▶ _Task to complete_
Reproduce the listing below exactly. Pictures do not belong in the copy.

▶ _Input records_

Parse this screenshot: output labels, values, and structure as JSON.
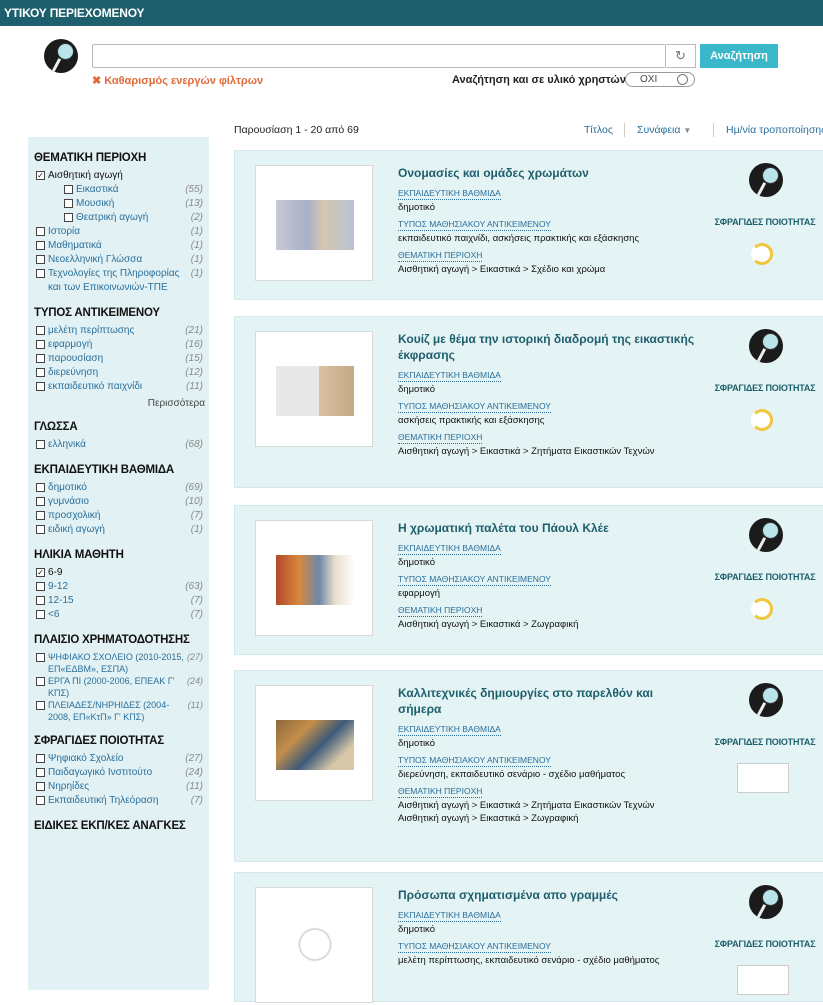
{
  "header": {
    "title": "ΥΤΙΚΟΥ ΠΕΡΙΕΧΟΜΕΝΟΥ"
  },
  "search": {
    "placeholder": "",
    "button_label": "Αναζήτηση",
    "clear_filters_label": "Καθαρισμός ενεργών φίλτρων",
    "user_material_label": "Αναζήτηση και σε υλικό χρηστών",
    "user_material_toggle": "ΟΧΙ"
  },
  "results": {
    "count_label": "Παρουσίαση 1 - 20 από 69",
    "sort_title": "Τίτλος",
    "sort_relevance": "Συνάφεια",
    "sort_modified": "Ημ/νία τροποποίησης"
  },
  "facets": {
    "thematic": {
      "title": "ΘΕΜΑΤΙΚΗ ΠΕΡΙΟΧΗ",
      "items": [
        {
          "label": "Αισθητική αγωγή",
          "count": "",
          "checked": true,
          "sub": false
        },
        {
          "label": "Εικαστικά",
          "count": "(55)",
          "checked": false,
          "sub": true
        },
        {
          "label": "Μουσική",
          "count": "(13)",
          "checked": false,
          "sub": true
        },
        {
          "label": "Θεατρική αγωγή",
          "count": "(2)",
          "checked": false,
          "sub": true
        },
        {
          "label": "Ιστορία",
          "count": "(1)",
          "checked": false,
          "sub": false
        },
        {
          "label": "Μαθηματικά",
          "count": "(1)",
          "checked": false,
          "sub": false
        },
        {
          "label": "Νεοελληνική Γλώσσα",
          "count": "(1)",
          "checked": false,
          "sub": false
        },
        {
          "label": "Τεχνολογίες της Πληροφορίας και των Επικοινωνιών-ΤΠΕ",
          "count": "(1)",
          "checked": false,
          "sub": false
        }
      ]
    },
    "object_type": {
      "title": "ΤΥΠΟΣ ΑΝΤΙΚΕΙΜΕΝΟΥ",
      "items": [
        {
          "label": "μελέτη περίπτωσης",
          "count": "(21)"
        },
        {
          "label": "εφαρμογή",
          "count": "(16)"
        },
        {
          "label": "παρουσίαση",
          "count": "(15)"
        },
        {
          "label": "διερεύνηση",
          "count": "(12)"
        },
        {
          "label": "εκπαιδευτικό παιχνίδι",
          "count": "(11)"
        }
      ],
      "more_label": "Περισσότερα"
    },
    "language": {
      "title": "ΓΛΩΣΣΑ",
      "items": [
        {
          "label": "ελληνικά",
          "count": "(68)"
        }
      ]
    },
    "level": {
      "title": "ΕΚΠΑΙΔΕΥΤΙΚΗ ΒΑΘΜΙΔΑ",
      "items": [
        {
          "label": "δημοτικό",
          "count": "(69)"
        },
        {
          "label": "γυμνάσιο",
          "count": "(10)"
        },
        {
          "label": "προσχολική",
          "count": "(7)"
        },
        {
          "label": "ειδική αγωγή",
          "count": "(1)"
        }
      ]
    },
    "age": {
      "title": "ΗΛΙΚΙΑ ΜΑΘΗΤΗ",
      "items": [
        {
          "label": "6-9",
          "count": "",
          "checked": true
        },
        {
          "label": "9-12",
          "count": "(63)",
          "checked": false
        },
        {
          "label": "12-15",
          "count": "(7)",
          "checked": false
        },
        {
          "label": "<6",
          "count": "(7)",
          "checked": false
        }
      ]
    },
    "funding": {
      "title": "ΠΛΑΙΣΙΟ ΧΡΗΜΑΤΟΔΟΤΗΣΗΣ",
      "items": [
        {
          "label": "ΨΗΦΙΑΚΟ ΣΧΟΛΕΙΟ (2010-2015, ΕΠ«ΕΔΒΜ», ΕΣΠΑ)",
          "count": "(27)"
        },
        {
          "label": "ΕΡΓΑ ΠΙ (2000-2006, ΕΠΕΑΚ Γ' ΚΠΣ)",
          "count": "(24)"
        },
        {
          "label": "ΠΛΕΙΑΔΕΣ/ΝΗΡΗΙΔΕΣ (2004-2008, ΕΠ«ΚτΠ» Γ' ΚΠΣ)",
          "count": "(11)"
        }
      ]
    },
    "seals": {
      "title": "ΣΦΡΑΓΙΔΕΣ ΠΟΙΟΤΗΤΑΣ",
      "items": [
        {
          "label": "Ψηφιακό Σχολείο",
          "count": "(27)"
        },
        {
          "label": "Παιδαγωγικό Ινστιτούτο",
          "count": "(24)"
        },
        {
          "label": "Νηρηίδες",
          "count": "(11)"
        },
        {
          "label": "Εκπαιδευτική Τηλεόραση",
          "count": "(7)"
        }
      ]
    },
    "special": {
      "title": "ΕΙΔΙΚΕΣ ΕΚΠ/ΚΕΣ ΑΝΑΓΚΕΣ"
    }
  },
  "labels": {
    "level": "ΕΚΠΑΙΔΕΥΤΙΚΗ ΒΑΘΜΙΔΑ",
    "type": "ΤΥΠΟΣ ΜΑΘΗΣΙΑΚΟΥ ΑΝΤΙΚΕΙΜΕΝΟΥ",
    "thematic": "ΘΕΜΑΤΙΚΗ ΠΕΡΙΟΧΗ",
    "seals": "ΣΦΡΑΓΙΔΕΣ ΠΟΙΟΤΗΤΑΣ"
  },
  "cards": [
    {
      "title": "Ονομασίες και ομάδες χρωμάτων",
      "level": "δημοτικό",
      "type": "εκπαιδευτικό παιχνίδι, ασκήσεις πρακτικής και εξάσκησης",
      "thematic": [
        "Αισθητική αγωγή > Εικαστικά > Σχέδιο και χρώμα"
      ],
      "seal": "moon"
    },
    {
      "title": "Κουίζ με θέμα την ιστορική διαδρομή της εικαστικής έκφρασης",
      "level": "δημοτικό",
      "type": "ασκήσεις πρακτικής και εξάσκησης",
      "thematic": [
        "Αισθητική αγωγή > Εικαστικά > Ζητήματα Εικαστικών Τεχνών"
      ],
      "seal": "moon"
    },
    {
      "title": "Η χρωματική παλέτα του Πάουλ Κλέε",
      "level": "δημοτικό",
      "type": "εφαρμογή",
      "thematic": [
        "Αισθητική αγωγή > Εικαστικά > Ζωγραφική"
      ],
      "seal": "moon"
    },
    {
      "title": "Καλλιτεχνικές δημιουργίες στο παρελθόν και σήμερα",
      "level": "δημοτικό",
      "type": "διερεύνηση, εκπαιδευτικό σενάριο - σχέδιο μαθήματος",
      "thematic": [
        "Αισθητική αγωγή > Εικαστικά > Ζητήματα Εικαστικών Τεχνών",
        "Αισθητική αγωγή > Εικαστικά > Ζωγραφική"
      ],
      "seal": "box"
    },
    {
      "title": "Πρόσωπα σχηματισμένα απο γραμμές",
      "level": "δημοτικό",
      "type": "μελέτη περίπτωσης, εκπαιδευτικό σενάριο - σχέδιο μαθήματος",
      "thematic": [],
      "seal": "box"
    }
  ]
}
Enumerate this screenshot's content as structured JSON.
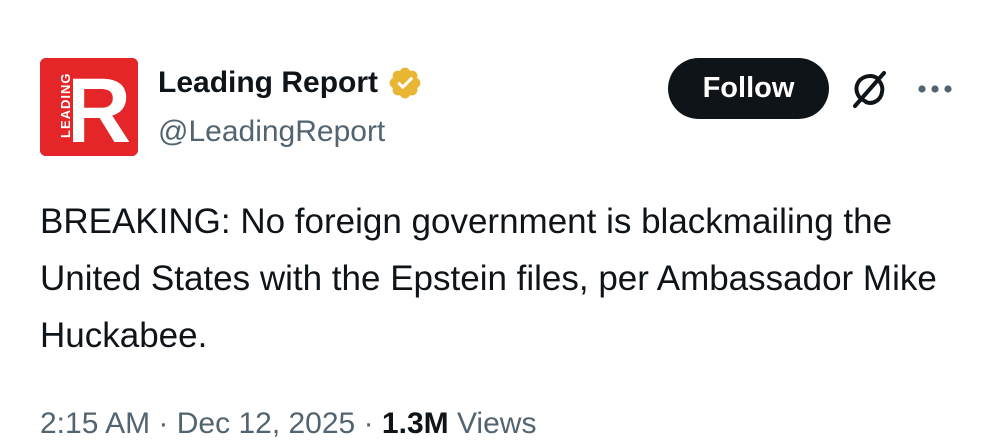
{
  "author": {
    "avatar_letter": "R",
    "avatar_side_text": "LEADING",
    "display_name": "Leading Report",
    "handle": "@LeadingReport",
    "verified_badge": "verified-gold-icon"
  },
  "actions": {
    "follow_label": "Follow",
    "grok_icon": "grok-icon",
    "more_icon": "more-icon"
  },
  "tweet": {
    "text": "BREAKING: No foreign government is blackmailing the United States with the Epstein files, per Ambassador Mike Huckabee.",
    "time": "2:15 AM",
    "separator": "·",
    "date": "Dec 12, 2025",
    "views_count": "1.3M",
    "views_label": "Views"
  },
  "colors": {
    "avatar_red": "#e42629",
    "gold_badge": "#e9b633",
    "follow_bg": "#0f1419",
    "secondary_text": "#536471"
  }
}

▶ _Result for this task_
Parse this screenshot: output labels, values, and structure as JSON.
{
  "header": {
    "title": "ΥΤΙΚΟΥ ΠΕΡΙΕΧΟΜΕΝΟΥ"
  },
  "search": {
    "placeholder": "",
    "button_label": "Αναζήτηση",
    "clear_filters_label": "Καθαρισμός ενεργών φίλτρων",
    "user_material_label": "Αναζήτηση και σε υλικό χρηστών",
    "user_material_toggle": "ΟΧΙ"
  },
  "results": {
    "count_label": "Παρουσίαση 1 - 20 από 69",
    "sort_title": "Τίτλος",
    "sort_relevance": "Συνάφεια",
    "sort_modified": "Ημ/νία τροποποίησης"
  },
  "facets": {
    "thematic": {
      "title": "ΘΕΜΑΤΙΚΗ ΠΕΡΙΟΧΗ",
      "items": [
        {
          "label": "Αισθητική αγωγή",
          "count": "",
          "checked": true,
          "sub": false
        },
        {
          "label": "Εικαστικά",
          "count": "(55)",
          "checked": false,
          "sub": true
        },
        {
          "label": "Μουσική",
          "count": "(13)",
          "checked": false,
          "sub": true
        },
        {
          "label": "Θεατρική αγωγή",
          "count": "(2)",
          "checked": false,
          "sub": true
        },
        {
          "label": "Ιστορία",
          "count": "(1)",
          "checked": false,
          "sub": false
        },
        {
          "label": "Μαθηματικά",
          "count": "(1)",
          "checked": false,
          "sub": false
        },
        {
          "label": "Νεοελληνική Γλώσσα",
          "count": "(1)",
          "checked": false,
          "sub": false
        },
        {
          "label": "Τεχνολογίες της Πληροφορίας και των Επικοινωνιών-ΤΠΕ",
          "count": "(1)",
          "checked": false,
          "sub": false
        }
      ]
    },
    "object_type": {
      "title": "ΤΥΠΟΣ ΑΝΤΙΚΕΙΜΕΝΟΥ",
      "items": [
        {
          "label": "μελέτη περίπτωσης",
          "count": "(21)"
        },
        {
          "label": "εφαρμογή",
          "count": "(16)"
        },
        {
          "label": "παρουσίαση",
          "count": "(15)"
        },
        {
          "label": "διερεύνηση",
          "count": "(12)"
        },
        {
          "label": "εκπαιδευτικό παιχνίδι",
          "count": "(11)"
        }
      ],
      "more_label": "Περισσότερα"
    },
    "language": {
      "title": "ΓΛΩΣΣΑ",
      "items": [
        {
          "label": "ελληνικά",
          "count": "(68)"
        }
      ]
    },
    "level": {
      "title": "ΕΚΠΑΙΔΕΥΤΙΚΗ ΒΑΘΜΙΔΑ",
      "items": [
        {
          "label": "δημοτικό",
          "count": "(69)"
        },
        {
          "label": "γυμνάσιο",
          "count": "(10)"
        },
        {
          "label": "προσχολική",
          "count": "(7)"
        },
        {
          "label": "ειδική αγωγή",
          "count": "(1)"
        }
      ]
    },
    "age": {
      "title": "ΗΛΙΚΙΑ ΜΑΘΗΤΗ",
      "items": [
        {
          "label": "6-9",
          "count": "",
          "checked": true
        },
        {
          "label": "9-12",
          "count": "(63)",
          "checked": false
        },
        {
          "label": "12-15",
          "count": "(7)",
          "checked": false
        },
        {
          "label": "<6",
          "count": "(7)",
          "checked": false
        }
      ]
    },
    "funding": {
      "title": "ΠΛΑΙΣΙΟ ΧΡΗΜΑΤΟΔΟΤΗΣΗΣ",
      "items": [
        {
          "label": "ΨΗΦΙΑΚΟ ΣΧΟΛΕΙΟ (2010-2015, ΕΠ«ΕΔΒΜ», ΕΣΠΑ)",
          "count": "(27)"
        },
        {
          "label": "ΕΡΓΑ ΠΙ (2000-2006, ΕΠΕΑΚ Γ' ΚΠΣ)",
          "count": "(24)"
        },
        {
          "label": "ΠΛΕΙΑΔΕΣ/ΝΗΡΗΙΔΕΣ (2004-2008, ΕΠ«ΚτΠ» Γ' ΚΠΣ)",
          "count": "(11)"
        }
      ]
    },
    "seals": {
      "title": "ΣΦΡΑΓΙΔΕΣ ΠΟΙΟΤΗΤΑΣ",
      "items": [
        {
          "label": "Ψηφιακό Σχολείο",
          "count": "(27)"
        },
        {
          "label": "Παιδαγωγικό Ινστιτούτο",
          "count": "(24)"
        },
        {
          "label": "Νηρηίδες",
          "count": "(11)"
        },
        {
          "label": "Εκπαιδευτική Τηλεόραση",
          "count": "(7)"
        }
      ]
    },
    "special": {
      "title": "ΕΙΔΙΚΕΣ ΕΚΠ/ΚΕΣ ΑΝΑΓΚΕΣ"
    }
  },
  "labels": {
    "level": "ΕΚΠΑΙΔΕΥΤΙΚΗ ΒΑΘΜΙΔΑ",
    "type": "ΤΥΠΟΣ ΜΑΘΗΣΙΑΚΟΥ ΑΝΤΙΚΕΙΜΕΝΟΥ",
    "thematic": "ΘΕΜΑΤΙΚΗ ΠΕΡΙΟΧΗ",
    "seals": "ΣΦΡΑΓΙΔΕΣ ΠΟΙΟΤΗΤΑΣ"
  },
  "cards": [
    {
      "title": "Ονομασίες και ομάδες χρωμάτων",
      "level": "δημοτικό",
      "type": "εκπαιδευτικό παιχνίδι, ασκήσεις πρακτικής και εξάσκησης",
      "thematic": [
        "Αισθητική αγωγή > Εικαστικά > Σχέδιο και χρώμα"
      ],
      "seal": "moon"
    },
    {
      "title": "Κουίζ με θέμα την ιστορική διαδρομή της εικαστικής έκφρασης",
      "level": "δημοτικό",
      "type": "ασκήσεις πρακτικής και εξάσκησης",
      "thematic": [
        "Αισθητική αγωγή > Εικαστικά > Ζητήματα Εικαστικών Τεχνών"
      ],
      "seal": "moon"
    },
    {
      "title": "Η χρωματική παλέτα του Πάουλ Κλέε",
      "level": "δημοτικό",
      "type": "εφαρμογή",
      "thematic": [
        "Αισθητική αγωγή > Εικαστικά > Ζωγραφική"
      ],
      "seal": "moon"
    },
    {
      "title": "Καλλιτεχνικές δημιουργίες στο παρελθόν και σήμερα",
      "level": "δημοτικό",
      "type": "διερεύνηση, εκπαιδευτικό σενάριο - σχέδιο μαθήματος",
      "thematic": [
        "Αισθητική αγωγή > Εικαστικά > Ζητήματα Εικαστικών Τεχνών",
        "Αισθητική αγωγή > Εικαστικά > Ζωγραφική"
      ],
      "seal": "box"
    },
    {
      "title": "Πρόσωπα σχηματισμένα απο γραμμές",
      "level": "δημοτικό",
      "type": "μελέτη περίπτωσης, εκπαιδευτικό σενάριο - σχέδιο μαθήματος",
      "thematic": [],
      "seal": "box"
    }
  ]
}
Enumerate this screenshot's content as structured JSON.
{
  "author": {
    "avatar_letter": "R",
    "avatar_side_text": "LEADING",
    "display_name": "Leading Report",
    "handle": "@LeadingReport",
    "verified_badge": "verified-gold-icon"
  },
  "actions": {
    "follow_label": "Follow",
    "grok_icon": "grok-icon",
    "more_icon": "more-icon"
  },
  "tweet": {
    "text": "BREAKING: No foreign government is blackmailing the United States with the Epstein files, per Ambassador Mike Huckabee.",
    "time": "2:15 AM",
    "separator": "·",
    "date": "Dec 12, 2025",
    "views_count": "1.3M",
    "views_label": "Views"
  },
  "colors": {
    "avatar_red": "#e42629",
    "gold_badge": "#e9b633",
    "follow_bg": "#0f1419",
    "secondary_text": "#536471"
  }
}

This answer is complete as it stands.